Stated task:
Restate all of the entries exactly, dropping any pictures they hold.

· · · · ·

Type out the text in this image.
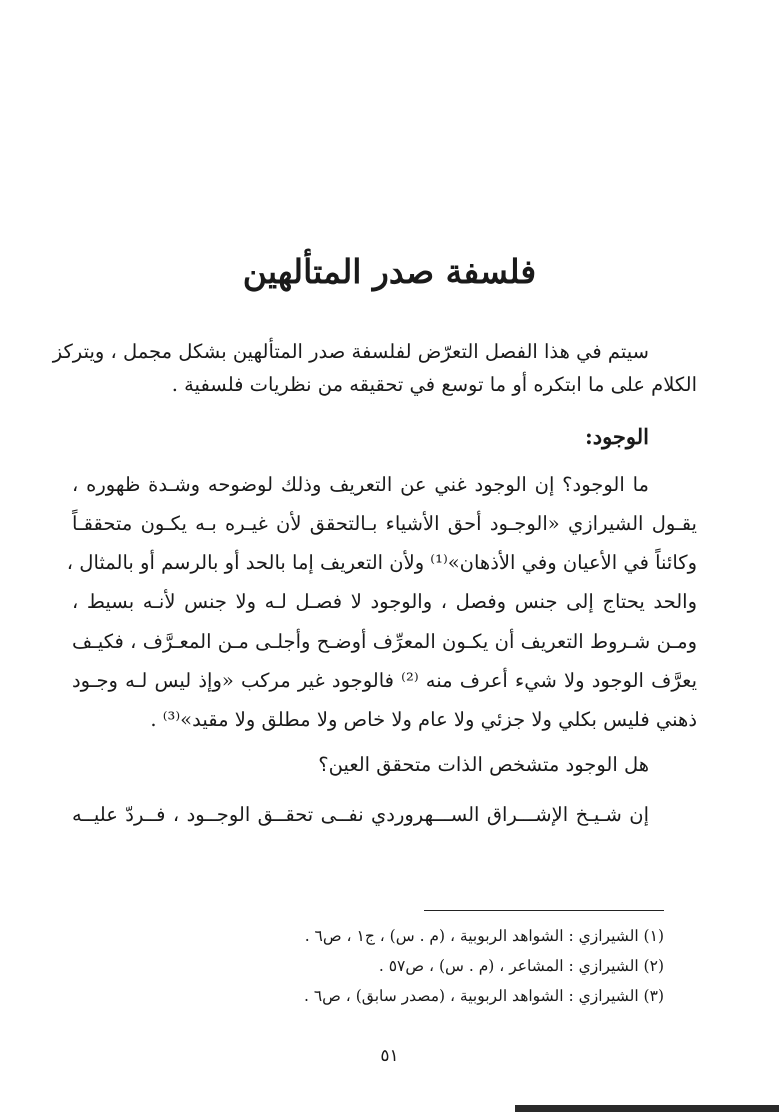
فلسفة صدر المتألهين
سيتم في هذا الفصل التعرّض لفلسفة صدر المتألهين بشكل مجمل ، ويتركز
الكلام على ما ابتكره أو ما توسع في تحقيقه من نظريات فلسفية .
الوجود:
ما الوجود؟ إن الوجود غني عن التعريف وذلك لوضوحه وشـدة ظهوره ،
يقـول الشيرازي «الوجـود أحق الأشياء بـالتحقق لأن غيـره بـه يكـون متحققـاً
وكائناً في الأعيان وفي الأذهان»⁽¹⁾ ولأن التعريف إما بالحد أو بالرسم أو بالمثال ،
والحد يحتاج إلى جنس وفصل ، والوجود لا فصـل لـه ولا جنس لأنـه بسيط ،
ومـن شـروط التعريف أن يكـون المعرِّف أوضـح وأجلـى مـن المعـرَّف ، فكيـف
يعرَّف الوجود ولا شيء أعرف منه ⁽²⁾ فالوجود غير مركب «وإذ ليس لـه وجـود
ذهني فليس بكلي ولا جزئي ولا عام ولا خاص ولا مطلق ولا مقيد»⁽³⁾ .
هل الوجود متشخص الذات متحقق العين؟
إن شـيـخ الإشـــراق الســـهروردي نفــى تحقــق الوجــود ، فــردّ عليــه
(١) الشيرازي : الشواهد الربوبية ، (م . س) ، ج١ ، ص٦ .
(٢) الشيرازي : المشاعر ، (م . س) ، ص٥٧ .
(٣) الشيرازي : الشواهد الربوبية ، (مصدر سابق) ، ص٦ .
٥١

· · · · ·

The completed task:
Type out the text in this image.
فلسفة صدر المتألهين
سيتم في هذا الفصل التعرّض لفلسفة صدر المتألهين بشكل مجمل ، ويتركز
الكلام على ما ابتكره أو ما توسع في تحقيقه من نظريات فلسفية .
الوجود:
ما الوجود؟ إن الوجود غني عن التعريف وذلك لوضوحه وشـدة ظهوره ،
يقـول الشيرازي «الوجـود أحق الأشياء بـالتحقق لأن غيـره بـه يكـون متحققـاً
وكائناً في الأعيان وفي الأذهان»⁽¹⁾ ولأن التعريف إما بالحد أو بالرسم أو بالمثال ،
والحد يحتاج إلى جنس وفصل ، والوجود لا فصـل لـه ولا جنس لأنـه بسيط ،
ومـن شـروط التعريف أن يكـون المعرِّف أوضـح وأجلـى مـن المعـرَّف ، فكيـف
يعرَّف الوجود ولا شيء أعرف منه ⁽²⁾ فالوجود غير مركب «وإذ ليس لـه وجـود
ذهني فليس بكلي ولا جزئي ولا عام ولا خاص ولا مطلق ولا مقيد»⁽³⁾ .
هل الوجود متشخص الذات متحقق العين؟
إن شـيـخ الإشـــراق الســـهروردي نفــى تحقــق الوجــود ، فــردّ عليــه
(١) الشيرازي : الشواهد الربوبية ، (م . س) ، ج١ ، ص٦ .
(٢) الشيرازي : المشاعر ، (م . س) ، ص٥٧ .
(٣) الشيرازي : الشواهد الربوبية ، (مصدر سابق) ، ص٦ .
٥١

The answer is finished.